▶ _Recorded data_
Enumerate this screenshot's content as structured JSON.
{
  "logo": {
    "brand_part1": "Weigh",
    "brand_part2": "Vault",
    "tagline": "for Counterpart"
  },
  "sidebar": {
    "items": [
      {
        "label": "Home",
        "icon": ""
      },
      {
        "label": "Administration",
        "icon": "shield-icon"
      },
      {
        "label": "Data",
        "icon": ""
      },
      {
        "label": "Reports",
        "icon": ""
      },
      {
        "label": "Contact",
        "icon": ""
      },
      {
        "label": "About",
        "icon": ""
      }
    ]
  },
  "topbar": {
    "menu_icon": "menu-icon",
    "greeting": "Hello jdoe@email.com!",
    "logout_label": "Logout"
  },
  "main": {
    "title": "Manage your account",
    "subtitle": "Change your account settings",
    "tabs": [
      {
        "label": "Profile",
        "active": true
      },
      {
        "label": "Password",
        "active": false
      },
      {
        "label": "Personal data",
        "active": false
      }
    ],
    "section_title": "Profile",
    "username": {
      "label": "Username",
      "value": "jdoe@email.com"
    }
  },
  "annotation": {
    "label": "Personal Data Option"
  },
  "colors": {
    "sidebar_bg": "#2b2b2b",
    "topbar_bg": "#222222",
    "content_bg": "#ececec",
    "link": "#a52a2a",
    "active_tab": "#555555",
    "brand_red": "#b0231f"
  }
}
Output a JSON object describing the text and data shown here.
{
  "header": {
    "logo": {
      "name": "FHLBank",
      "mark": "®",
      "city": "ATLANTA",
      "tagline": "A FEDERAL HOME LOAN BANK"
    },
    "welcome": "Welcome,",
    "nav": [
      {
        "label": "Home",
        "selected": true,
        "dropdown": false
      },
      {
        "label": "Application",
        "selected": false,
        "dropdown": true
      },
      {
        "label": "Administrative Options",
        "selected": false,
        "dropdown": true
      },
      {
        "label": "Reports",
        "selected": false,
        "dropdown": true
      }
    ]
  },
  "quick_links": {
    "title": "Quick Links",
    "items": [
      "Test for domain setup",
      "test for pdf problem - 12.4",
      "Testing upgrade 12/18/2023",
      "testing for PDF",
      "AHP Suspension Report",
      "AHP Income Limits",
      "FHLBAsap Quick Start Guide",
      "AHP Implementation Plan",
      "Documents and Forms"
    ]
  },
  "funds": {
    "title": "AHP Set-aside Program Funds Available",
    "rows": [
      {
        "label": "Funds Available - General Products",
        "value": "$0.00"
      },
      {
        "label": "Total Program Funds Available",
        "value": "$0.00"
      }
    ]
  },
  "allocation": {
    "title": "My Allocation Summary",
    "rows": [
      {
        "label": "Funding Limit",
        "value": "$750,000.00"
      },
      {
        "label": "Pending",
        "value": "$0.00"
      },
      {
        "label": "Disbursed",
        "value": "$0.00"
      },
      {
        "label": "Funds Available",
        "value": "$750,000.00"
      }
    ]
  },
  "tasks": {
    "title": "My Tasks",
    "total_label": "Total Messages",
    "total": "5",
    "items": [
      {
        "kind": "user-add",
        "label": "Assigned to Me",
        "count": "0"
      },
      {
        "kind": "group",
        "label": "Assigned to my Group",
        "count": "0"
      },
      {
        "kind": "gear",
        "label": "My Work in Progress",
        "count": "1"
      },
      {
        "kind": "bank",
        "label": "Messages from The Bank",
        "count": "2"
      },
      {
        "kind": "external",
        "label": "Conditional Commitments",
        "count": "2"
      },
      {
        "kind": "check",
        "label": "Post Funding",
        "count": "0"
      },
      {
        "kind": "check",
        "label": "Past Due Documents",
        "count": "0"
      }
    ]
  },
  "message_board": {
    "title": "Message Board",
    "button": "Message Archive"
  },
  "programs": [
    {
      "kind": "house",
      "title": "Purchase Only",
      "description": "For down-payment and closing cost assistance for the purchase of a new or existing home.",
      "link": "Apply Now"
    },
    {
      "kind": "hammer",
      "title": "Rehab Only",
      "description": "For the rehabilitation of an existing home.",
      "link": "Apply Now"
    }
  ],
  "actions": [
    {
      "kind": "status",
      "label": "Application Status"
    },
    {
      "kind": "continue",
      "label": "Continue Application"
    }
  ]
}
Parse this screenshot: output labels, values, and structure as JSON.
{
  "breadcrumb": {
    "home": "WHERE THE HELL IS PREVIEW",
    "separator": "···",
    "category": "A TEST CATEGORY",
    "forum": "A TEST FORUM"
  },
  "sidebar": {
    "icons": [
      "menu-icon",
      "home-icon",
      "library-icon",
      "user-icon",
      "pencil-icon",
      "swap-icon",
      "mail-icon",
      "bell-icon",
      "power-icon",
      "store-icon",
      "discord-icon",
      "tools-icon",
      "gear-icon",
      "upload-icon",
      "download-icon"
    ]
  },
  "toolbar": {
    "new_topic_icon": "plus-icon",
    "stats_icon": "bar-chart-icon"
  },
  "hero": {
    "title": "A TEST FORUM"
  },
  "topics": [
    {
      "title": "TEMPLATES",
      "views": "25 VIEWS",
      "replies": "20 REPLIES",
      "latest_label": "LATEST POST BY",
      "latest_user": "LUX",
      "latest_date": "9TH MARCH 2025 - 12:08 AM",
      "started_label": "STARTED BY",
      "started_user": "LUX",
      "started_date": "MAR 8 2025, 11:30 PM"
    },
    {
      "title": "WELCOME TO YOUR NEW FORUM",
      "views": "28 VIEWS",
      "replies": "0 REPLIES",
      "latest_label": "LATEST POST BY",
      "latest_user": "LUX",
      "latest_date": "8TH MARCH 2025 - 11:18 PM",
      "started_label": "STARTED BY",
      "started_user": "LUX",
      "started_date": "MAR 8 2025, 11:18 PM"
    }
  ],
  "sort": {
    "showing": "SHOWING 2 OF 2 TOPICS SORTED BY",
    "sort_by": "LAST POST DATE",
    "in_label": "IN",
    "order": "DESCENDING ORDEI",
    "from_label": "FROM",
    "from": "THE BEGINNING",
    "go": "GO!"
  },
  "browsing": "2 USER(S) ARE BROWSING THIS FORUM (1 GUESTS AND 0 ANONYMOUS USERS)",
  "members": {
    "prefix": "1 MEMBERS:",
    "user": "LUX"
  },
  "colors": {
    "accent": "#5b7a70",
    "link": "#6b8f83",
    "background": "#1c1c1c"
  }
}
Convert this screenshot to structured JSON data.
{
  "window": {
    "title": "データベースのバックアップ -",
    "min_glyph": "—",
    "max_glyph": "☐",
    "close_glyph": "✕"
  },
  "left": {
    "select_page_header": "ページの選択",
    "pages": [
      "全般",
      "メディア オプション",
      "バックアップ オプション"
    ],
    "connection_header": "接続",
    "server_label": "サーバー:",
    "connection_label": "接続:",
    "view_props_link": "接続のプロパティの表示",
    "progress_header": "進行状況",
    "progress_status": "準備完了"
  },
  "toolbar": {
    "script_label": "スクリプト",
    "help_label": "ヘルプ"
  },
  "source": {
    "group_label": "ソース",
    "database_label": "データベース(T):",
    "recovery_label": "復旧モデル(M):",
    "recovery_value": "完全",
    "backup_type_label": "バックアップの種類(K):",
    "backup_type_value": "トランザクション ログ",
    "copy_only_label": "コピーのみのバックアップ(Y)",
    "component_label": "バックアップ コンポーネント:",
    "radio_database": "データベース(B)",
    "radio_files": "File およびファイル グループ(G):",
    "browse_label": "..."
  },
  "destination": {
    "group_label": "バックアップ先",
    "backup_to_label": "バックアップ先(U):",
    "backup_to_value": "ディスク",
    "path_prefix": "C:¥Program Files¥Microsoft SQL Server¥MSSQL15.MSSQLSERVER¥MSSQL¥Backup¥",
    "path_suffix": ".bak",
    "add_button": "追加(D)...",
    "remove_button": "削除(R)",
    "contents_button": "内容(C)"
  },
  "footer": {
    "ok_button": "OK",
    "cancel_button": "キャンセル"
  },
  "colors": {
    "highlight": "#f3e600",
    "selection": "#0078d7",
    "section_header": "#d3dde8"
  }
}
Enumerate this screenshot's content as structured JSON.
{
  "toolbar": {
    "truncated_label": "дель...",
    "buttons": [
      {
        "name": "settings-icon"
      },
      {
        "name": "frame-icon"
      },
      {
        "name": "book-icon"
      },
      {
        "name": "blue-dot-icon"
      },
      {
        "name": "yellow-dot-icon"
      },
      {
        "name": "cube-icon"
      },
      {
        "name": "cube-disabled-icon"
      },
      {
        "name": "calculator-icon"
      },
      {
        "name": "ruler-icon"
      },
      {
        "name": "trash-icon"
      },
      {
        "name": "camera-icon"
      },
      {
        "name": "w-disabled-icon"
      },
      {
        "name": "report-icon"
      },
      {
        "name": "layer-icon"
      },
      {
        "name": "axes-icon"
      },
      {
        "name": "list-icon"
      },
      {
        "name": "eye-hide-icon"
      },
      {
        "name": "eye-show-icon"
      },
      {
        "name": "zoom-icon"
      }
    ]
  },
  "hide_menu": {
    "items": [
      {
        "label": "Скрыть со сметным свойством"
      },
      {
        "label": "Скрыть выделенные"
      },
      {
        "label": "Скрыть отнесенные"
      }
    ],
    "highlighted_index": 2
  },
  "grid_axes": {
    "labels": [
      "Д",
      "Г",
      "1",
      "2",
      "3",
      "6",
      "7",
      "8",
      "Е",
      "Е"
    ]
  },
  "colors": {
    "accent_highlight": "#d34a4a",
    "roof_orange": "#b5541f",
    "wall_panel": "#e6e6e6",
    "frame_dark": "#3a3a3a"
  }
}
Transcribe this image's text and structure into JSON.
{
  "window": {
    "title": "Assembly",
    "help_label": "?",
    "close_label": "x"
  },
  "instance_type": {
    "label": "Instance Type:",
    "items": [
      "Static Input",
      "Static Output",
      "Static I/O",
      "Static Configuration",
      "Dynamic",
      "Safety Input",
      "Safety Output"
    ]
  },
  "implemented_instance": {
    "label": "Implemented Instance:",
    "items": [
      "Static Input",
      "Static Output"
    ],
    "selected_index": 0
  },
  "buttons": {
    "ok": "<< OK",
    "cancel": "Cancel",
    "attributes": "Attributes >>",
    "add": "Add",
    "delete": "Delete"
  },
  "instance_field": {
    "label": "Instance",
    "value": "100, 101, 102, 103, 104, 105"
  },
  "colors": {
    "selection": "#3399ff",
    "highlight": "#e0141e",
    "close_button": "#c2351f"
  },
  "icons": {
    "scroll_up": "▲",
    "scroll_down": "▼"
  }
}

▶ _GOAL_
Go through the lines above. Select every one that has the string "description".

▶ _RESPONSE BELOW_
      "description": "For down-payment and closing cost assistance for the purchase of a new or existing home.",
      "description": "For the rehabilitation of an existing home.",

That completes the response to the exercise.